What is needed: Show all lines of the listing that hold the word "meses".

(Data items)
- - -

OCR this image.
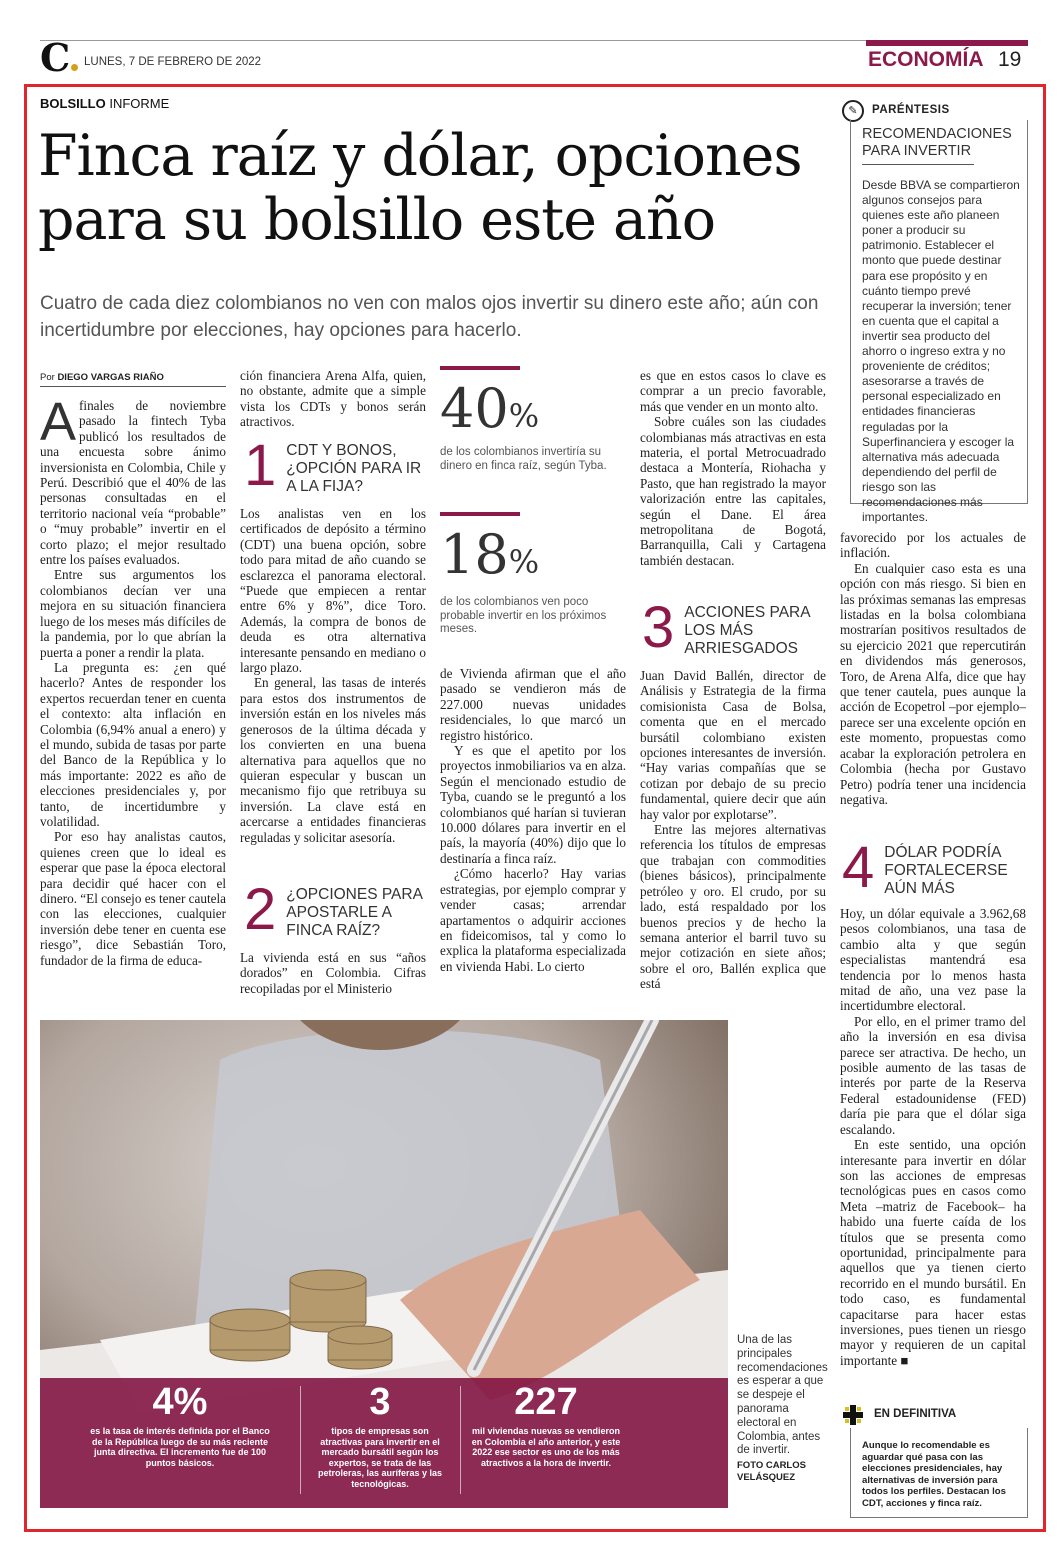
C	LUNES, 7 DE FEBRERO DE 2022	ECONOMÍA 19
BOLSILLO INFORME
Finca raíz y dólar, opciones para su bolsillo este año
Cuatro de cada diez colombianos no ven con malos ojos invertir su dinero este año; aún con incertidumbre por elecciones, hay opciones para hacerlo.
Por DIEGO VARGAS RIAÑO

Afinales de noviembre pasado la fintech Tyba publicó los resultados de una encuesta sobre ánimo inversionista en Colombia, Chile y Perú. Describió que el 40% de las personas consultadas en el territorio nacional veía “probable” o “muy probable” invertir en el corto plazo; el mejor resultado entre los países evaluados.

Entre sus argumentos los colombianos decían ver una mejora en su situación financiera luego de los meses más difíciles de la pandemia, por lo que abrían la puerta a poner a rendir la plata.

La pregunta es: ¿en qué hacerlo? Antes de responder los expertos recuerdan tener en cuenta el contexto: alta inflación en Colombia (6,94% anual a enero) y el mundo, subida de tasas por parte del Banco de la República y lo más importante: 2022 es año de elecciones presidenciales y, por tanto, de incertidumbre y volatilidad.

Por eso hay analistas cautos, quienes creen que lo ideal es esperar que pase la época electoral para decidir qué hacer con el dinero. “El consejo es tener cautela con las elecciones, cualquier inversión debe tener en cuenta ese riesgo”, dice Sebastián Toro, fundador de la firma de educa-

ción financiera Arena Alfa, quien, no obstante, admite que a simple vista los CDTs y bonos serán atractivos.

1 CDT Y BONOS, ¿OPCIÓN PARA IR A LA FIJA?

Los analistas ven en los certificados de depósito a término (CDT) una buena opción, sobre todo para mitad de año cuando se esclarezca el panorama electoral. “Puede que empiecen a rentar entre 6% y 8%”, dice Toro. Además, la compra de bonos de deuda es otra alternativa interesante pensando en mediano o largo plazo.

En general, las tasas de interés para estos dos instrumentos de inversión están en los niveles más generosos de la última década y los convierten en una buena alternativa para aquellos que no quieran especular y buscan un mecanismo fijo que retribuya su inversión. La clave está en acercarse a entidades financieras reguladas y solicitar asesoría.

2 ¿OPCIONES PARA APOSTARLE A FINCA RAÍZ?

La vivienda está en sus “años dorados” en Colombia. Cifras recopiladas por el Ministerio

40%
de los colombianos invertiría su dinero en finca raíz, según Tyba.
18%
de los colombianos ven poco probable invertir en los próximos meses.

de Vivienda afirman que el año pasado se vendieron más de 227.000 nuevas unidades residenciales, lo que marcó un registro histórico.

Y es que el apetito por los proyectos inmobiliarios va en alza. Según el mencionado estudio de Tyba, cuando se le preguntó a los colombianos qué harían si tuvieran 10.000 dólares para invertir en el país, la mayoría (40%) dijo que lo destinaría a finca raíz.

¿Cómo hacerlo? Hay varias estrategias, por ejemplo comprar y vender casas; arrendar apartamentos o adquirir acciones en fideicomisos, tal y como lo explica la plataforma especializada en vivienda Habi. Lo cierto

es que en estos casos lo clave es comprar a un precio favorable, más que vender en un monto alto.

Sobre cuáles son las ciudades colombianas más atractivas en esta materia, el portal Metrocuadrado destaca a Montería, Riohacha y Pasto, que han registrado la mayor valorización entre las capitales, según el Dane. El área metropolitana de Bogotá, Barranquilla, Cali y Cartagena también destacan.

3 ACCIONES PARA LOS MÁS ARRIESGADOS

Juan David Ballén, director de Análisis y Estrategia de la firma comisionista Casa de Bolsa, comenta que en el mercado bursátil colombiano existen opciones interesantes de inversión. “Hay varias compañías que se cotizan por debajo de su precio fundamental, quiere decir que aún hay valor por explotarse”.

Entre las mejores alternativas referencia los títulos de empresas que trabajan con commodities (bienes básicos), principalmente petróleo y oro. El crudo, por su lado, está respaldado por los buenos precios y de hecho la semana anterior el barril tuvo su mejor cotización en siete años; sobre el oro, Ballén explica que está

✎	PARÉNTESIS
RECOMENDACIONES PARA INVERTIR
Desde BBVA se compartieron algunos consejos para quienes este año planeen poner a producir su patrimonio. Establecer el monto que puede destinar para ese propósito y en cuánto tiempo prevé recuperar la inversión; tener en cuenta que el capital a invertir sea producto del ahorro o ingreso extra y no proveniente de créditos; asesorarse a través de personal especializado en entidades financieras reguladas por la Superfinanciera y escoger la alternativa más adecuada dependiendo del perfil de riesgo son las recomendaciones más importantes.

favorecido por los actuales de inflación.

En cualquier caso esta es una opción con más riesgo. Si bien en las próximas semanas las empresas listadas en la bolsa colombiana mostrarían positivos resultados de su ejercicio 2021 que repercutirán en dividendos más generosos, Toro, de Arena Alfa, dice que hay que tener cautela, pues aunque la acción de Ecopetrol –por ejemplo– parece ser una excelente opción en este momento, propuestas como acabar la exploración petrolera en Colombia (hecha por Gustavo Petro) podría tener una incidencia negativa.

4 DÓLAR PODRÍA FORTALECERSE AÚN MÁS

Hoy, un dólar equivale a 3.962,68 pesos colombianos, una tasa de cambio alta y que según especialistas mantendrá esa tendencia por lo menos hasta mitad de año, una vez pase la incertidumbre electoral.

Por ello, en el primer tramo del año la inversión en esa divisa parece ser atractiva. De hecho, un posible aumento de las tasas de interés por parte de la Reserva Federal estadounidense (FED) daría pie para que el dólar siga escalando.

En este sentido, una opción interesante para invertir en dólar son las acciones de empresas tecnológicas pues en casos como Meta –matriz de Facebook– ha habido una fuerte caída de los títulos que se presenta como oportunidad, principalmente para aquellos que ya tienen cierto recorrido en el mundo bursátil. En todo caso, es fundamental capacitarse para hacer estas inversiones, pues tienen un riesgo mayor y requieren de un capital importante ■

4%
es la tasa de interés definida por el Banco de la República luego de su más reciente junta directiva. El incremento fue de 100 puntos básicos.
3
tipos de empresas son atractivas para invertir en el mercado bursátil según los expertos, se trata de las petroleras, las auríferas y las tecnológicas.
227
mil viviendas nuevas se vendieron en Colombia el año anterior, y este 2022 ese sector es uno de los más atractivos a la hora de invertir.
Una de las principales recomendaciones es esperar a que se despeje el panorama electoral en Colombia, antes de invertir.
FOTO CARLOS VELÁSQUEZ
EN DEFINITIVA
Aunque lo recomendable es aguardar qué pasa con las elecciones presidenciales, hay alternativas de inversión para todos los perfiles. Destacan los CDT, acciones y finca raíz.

- - -

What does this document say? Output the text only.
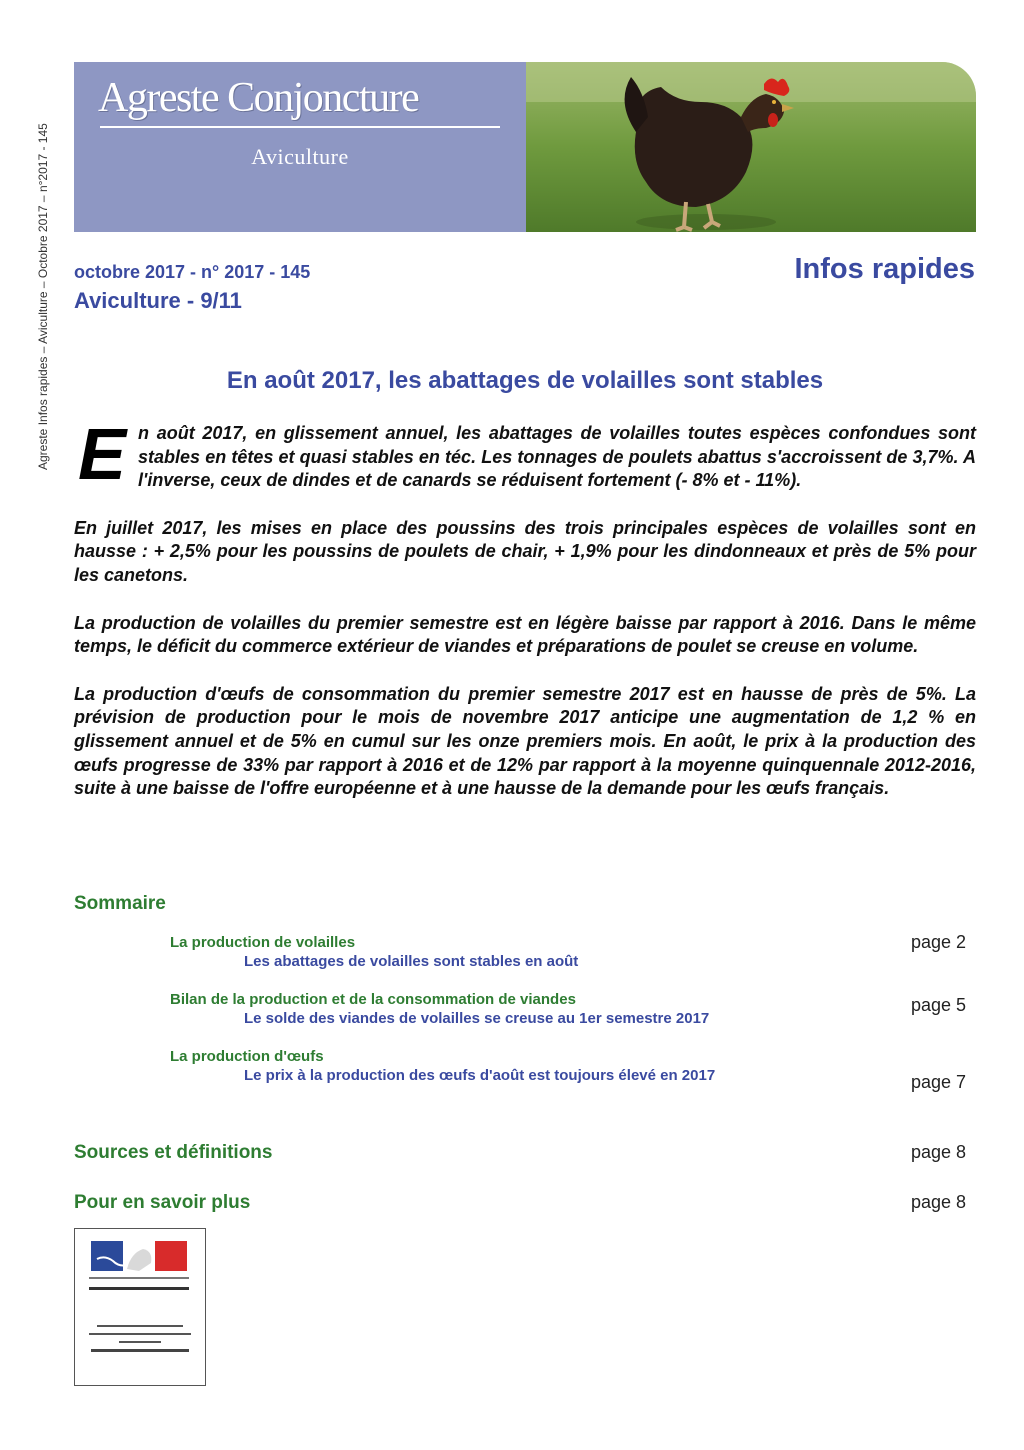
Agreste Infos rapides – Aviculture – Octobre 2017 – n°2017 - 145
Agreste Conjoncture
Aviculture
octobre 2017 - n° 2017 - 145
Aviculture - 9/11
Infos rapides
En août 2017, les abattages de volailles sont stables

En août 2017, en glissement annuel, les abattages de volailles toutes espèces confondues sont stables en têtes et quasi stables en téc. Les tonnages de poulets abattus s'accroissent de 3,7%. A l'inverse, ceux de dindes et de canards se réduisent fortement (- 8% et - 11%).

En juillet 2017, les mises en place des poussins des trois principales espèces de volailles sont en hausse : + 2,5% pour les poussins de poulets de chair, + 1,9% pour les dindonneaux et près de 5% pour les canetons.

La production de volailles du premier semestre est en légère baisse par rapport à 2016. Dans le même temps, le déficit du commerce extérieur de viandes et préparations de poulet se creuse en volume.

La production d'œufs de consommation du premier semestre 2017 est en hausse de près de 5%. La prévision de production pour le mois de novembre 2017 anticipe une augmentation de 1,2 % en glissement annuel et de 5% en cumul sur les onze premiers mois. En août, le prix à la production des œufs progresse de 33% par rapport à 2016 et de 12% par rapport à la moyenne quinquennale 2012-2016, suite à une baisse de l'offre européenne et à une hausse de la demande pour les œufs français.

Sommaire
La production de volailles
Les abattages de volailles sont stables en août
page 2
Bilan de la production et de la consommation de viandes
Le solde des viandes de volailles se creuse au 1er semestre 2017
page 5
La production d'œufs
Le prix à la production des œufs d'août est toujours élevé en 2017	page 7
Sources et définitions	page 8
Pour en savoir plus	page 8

- - -

Response to this exercise:
Entre sus argumentos los colombianos decían ver una mejora en su situación financiera luego de los meses más difíciles de la pandemia, por lo que abrían la puerta a poner a rendir la plata.
de los colombianos ven poco probable invertir en los próximos meses.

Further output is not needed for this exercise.